### [WHAT IS BEING ASKED]
Report back each line of the records that contains the string "Papertrans".

** start PROVIDED DATA **

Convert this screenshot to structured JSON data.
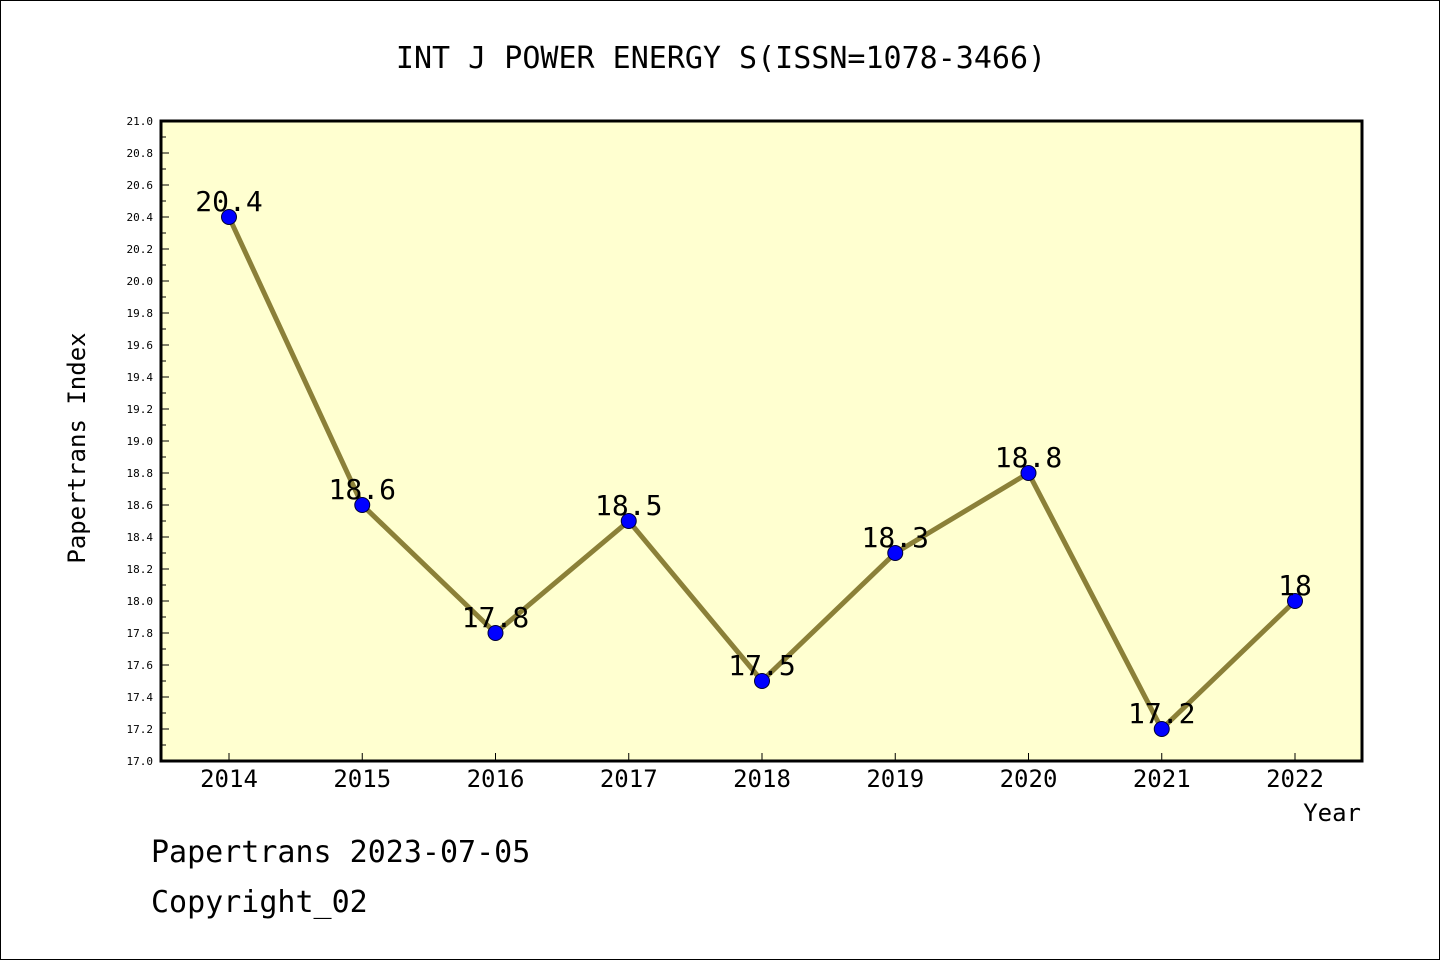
{
  "chart_data": {
    "type": "line",
    "title": "INT J POWER ENERGY S(ISSN=1078-3466)",
    "xlabel": "Year",
    "ylabel": "Papertrans Index",
    "x": [
      "2014",
      "2015",
      "2016",
      "2017",
      "2018",
      "2019",
      "2020",
      "2021",
      "2022"
    ],
    "values": [
      20.4,
      18.6,
      17.8,
      18.5,
      17.5,
      18.3,
      18.8,
      17.2,
      18.0
    ],
    "data_labels": [
      "20.4",
      "18.6",
      "17.8",
      "18.5",
      "17.5",
      "18.3",
      "18.8",
      "17.2",
      "18"
    ],
    "ylim": [
      17.0,
      21.0
    ],
    "y_ticks": [
      "17.0",
      "17.2",
      "17.4",
      "17.6",
      "17.8",
      "18.0",
      "18.2",
      "18.4",
      "18.6",
      "18.8",
      "19.0",
      "19.2",
      "19.4",
      "19.6",
      "19.8",
      "20.0",
      "20.2",
      "20.4",
      "20.6",
      "20.8",
      "21.0"
    ],
    "grid": false,
    "legend": "none",
    "colors": {
      "plot_background": "#ffffd0",
      "line": "#8b8038",
      "marker": "#0000ff",
      "marker_edge": "#000033"
    }
  },
  "footer": {
    "line1": "Papertrans 2023-07-05",
    "line2": "Copyright_02"
  }
}
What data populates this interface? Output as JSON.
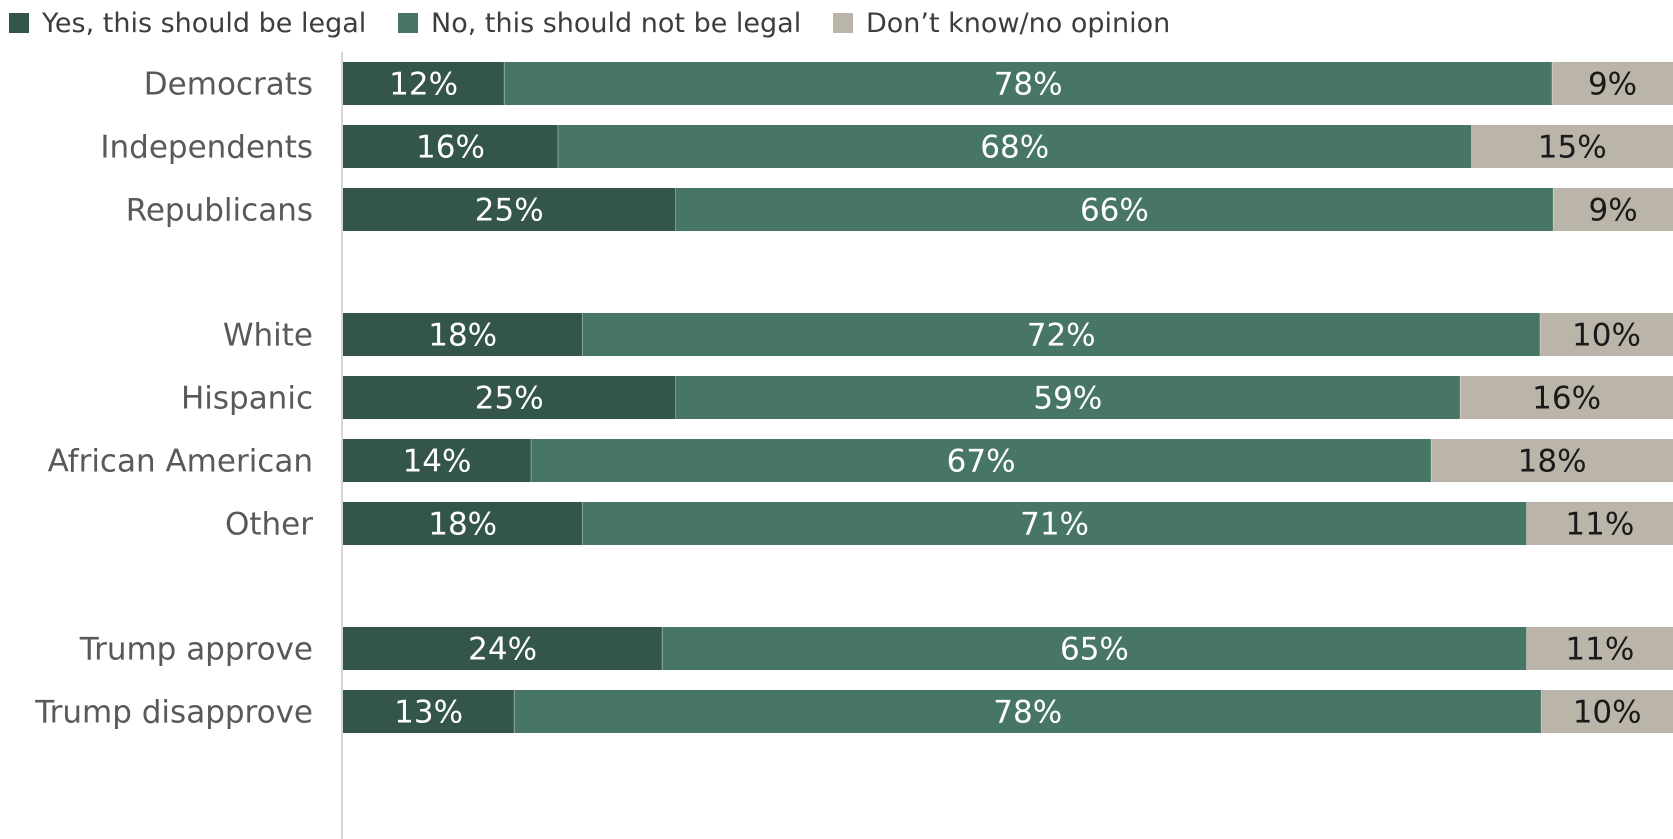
{
  "chart_data": {
    "type": "bar",
    "orientation": "horizontal",
    "stacked": true,
    "normalized": true,
    "title": "",
    "xlabel": "",
    "ylabel": "",
    "grid": false,
    "legend_position": "top",
    "groups": [
      [
        "Democrats",
        "Independents",
        "Republicans"
      ],
      [
        "White",
        "Hispanic",
        "African American",
        "Other"
      ],
      [
        "Trump approve",
        "Trump disapprove"
      ]
    ],
    "categories": [
      "Democrats",
      "Independents",
      "Republicans",
      "White",
      "Hispanic",
      "African American",
      "Other",
      "Trump approve",
      "Trump disapprove"
    ],
    "series": [
      {
        "name": "Yes, this should be legal",
        "color": "#345549",
        "label_color": "#ffffff",
        "values": [
          12,
          16,
          25,
          18,
          25,
          14,
          18,
          24,
          13
        ],
        "labels": [
          "12%",
          "16%",
          "25%",
          "18%",
          "25%",
          "14%",
          "18%",
          "24%",
          "13%"
        ]
      },
      {
        "name": "No, this should not be legal",
        "color": "#487666",
        "label_color": "#ffffff",
        "values": [
          78,
          68,
          66,
          72,
          59,
          67,
          71,
          65,
          78
        ],
        "labels": [
          "78%",
          "68%",
          "66%",
          "72%",
          "59%",
          "67%",
          "71%",
          "65%",
          "78%"
        ]
      },
      {
        "name": "Don’t know/no opinion",
        "color": "#bab4a9",
        "label_color": "#1a1a1a",
        "values": [
          9,
          15,
          9,
          10,
          16,
          18,
          11,
          11,
          10
        ],
        "labels": [
          "9%",
          "15%",
          "9%",
          "10%",
          "16%",
          "18%",
          "11%",
          "11%",
          "10%"
        ]
      }
    ]
  }
}
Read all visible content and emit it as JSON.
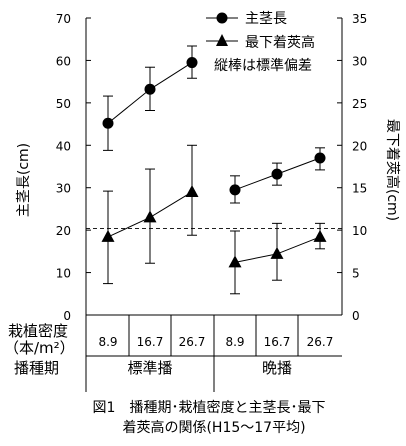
{
  "chart_data": {
    "type": "line",
    "title": "",
    "left_axis": {
      "label": "主茎長(cm)",
      "ylim": [
        0,
        70
      ],
      "ticks": [
        0,
        10,
        20,
        30,
        40,
        50,
        60,
        70
      ],
      "tick_labels": [
        "0",
        "10",
        "20",
        "30",
        "40",
        "50",
        "60",
        "70"
      ]
    },
    "right_axis": {
      "label": "最下着莢高(cm)",
      "ylim": [
        0,
        35
      ],
      "ticks": [
        0,
        5,
        10,
        15,
        20,
        25,
        30,
        35
      ],
      "tick_labels": [
        "0",
        "5",
        "10",
        "15",
        "20",
        "25",
        "30",
        "35"
      ]
    },
    "legend": {
      "placement": "top-right",
      "items": [
        {
          "label": "主茎長",
          "marker": "circle"
        },
        {
          "label": "最下着莢高",
          "marker": "triangle"
        }
      ],
      "note": "縦棒は標準偏差"
    },
    "row_headers": {
      "density": "栽植密度",
      "density_unit": "（本/m²）",
      "period": "播種期"
    },
    "groups": [
      {
        "name": "標準播",
        "x": [
          "8.9",
          "16.7",
          "26.7"
        ]
      },
      {
        "name": "晩播",
        "x": [
          "8.9",
          "16.7",
          "26.7"
        ]
      }
    ],
    "series": [
      {
        "name": "主茎長",
        "axis": "left",
        "marker": "circle",
        "groups": [
          {
            "values": [
              45.2,
              53.2,
              59.5
            ],
            "err_low": [
              38.8,
              48.2,
              55.8
            ],
            "err_high": [
              51.6,
              58.4,
              63.4
            ]
          },
          {
            "values": [
              29.5,
              33.2,
              37.0
            ],
            "err_low": [
              26.4,
              30.6,
              34.2
            ],
            "err_high": [
              32.8,
              35.8,
              39.4
            ]
          }
        ]
      },
      {
        "name": "最下着莢高",
        "axis": "right",
        "marker": "triangle",
        "groups": [
          {
            "values": [
              9.2,
              11.5,
              14.5
            ],
            "err_low": [
              3.7,
              6.1,
              9.4
            ],
            "err_high": [
              14.6,
              17.2,
              20.0
            ]
          },
          {
            "values": [
              6.2,
              7.2,
              9.2
            ],
            "err_low": [
              2.5,
              4.1,
              7.8
            ],
            "err_high": [
              9.9,
              10.8,
              10.8
            ]
          }
        ]
      }
    ],
    "reference_line": {
      "axis": "right",
      "value": 10.2,
      "style": "dashed"
    }
  },
  "caption": {
    "line1": "図1　播種期･栽植密度と主茎長･最下",
    "line2": "着莢高の関係(H15～17平均)"
  }
}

** end PROVIDED DATA **

### [ANSWER IN FULL]
    "ylabel": "Papertrans Index",
    "line1": "Papertrans 2023-07-05",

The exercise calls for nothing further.